(Recorded data)

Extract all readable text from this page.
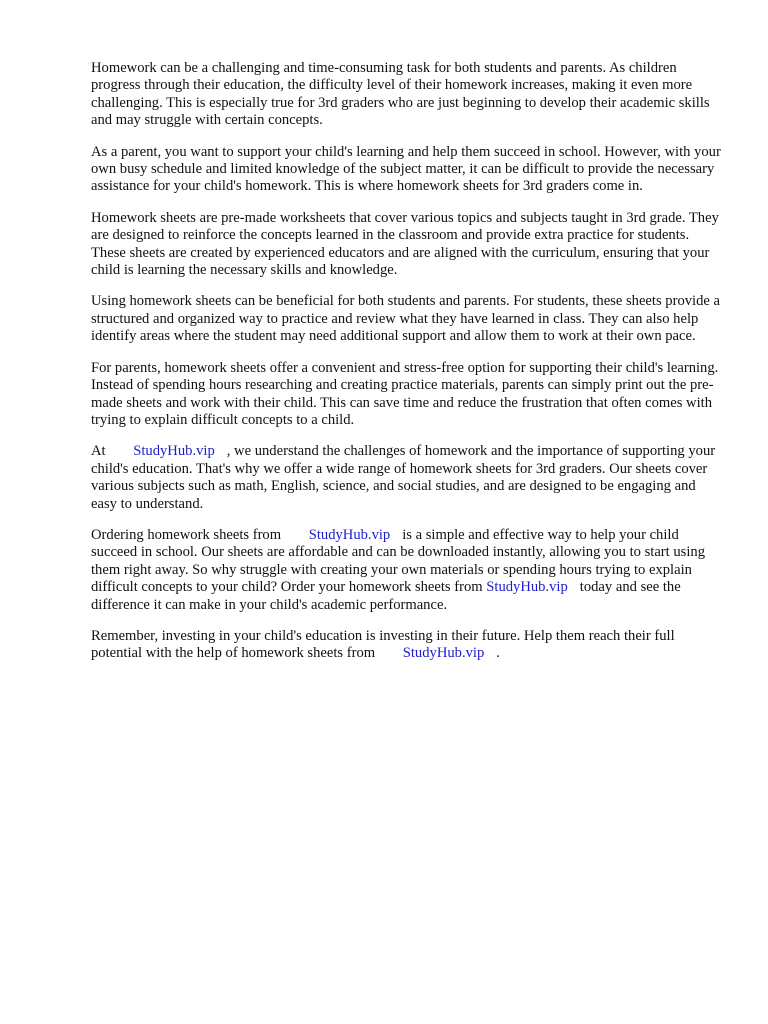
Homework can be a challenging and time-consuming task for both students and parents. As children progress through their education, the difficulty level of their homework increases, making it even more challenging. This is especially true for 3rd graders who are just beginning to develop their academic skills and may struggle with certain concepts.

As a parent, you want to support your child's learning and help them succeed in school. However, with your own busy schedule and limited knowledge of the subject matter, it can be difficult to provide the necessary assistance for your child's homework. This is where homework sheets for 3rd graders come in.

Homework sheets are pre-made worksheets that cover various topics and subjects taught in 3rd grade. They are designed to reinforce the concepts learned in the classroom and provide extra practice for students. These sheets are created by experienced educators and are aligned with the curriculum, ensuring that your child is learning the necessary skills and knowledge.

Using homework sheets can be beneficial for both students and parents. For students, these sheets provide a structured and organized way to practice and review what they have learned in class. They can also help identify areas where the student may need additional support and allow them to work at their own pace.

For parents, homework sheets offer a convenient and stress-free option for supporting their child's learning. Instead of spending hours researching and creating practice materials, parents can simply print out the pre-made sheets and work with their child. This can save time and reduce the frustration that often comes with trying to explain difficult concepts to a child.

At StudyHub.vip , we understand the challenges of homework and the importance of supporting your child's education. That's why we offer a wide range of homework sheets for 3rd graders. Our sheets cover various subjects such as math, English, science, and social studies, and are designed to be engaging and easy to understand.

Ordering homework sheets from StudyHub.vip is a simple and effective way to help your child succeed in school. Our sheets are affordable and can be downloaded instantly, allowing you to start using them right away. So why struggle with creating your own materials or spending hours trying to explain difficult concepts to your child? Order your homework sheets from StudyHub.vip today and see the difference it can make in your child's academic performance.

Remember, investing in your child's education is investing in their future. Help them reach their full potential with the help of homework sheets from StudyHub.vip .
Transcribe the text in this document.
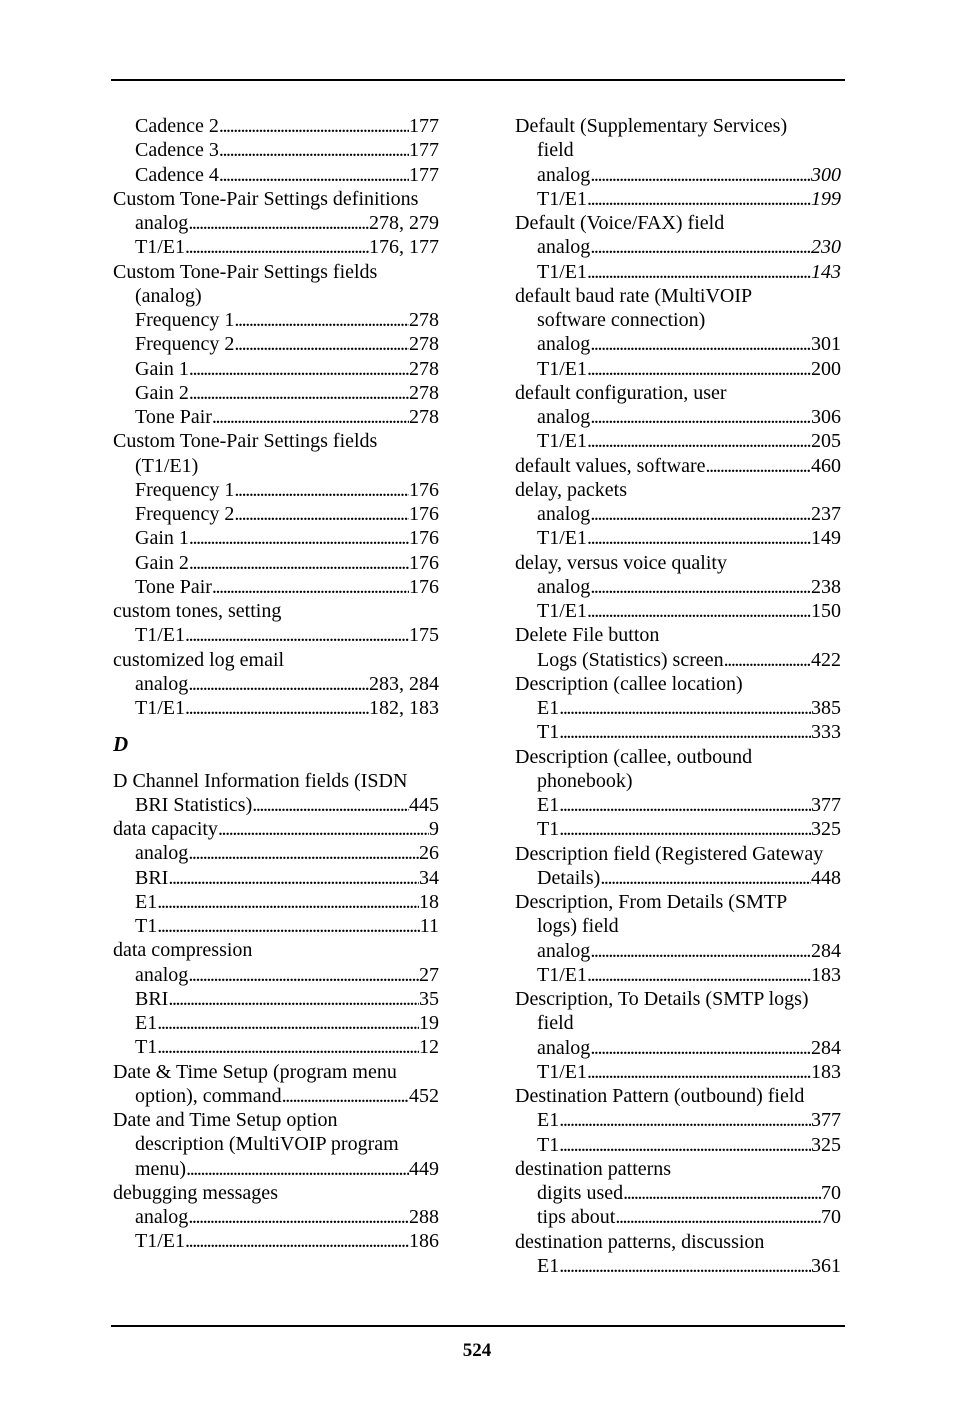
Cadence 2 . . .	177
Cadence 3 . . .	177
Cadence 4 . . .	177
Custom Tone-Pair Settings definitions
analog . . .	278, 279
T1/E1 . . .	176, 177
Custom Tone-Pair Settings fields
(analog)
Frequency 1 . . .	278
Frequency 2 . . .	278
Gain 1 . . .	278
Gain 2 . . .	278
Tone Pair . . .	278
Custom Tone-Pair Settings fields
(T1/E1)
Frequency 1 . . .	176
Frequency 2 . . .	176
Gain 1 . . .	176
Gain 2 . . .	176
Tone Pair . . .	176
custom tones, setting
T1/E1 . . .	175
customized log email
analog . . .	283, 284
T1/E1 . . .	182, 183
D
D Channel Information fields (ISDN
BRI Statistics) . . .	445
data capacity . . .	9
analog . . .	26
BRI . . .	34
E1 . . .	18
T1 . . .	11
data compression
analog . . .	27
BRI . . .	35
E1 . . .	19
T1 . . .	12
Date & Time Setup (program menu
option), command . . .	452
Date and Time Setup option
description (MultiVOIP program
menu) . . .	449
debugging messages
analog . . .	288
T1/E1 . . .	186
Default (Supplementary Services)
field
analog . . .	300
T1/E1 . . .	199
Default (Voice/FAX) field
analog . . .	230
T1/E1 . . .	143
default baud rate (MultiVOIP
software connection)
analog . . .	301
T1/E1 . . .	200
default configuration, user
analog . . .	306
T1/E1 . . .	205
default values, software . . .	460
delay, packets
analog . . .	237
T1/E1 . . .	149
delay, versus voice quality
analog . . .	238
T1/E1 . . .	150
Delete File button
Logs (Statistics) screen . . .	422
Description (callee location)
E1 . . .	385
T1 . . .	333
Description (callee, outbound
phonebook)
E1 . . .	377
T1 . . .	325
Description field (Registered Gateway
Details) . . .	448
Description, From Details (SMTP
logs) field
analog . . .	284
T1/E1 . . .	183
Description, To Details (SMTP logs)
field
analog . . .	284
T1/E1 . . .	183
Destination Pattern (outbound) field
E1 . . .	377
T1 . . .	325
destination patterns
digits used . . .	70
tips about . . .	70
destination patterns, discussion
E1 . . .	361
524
==
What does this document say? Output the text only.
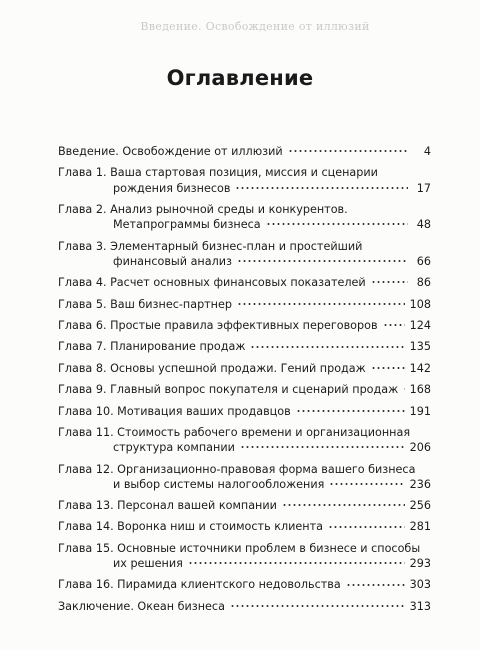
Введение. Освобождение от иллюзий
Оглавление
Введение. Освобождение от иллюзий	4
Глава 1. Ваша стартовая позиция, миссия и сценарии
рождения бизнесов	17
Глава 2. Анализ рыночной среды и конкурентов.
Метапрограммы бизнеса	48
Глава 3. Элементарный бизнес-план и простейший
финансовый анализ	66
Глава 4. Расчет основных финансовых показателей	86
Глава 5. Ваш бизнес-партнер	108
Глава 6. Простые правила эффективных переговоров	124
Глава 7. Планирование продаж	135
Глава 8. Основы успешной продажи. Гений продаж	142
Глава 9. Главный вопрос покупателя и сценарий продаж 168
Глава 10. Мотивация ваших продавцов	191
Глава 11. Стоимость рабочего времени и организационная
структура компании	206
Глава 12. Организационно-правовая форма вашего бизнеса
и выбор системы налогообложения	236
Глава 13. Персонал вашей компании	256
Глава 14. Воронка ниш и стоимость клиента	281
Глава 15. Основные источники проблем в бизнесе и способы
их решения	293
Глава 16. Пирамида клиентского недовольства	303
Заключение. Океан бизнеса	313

WHAT YOU SHOULD DO ▸ Look through the entries above. Extract each line with the word "продаж".

SOLUTION TO THIS EXERCISE ▸
Глава 7. Планирование продаж	135
Глава 8. Основы успешной продажи. Гений продаж	142
Глава 9. Главный вопрос покупателя и сценарий продаж 168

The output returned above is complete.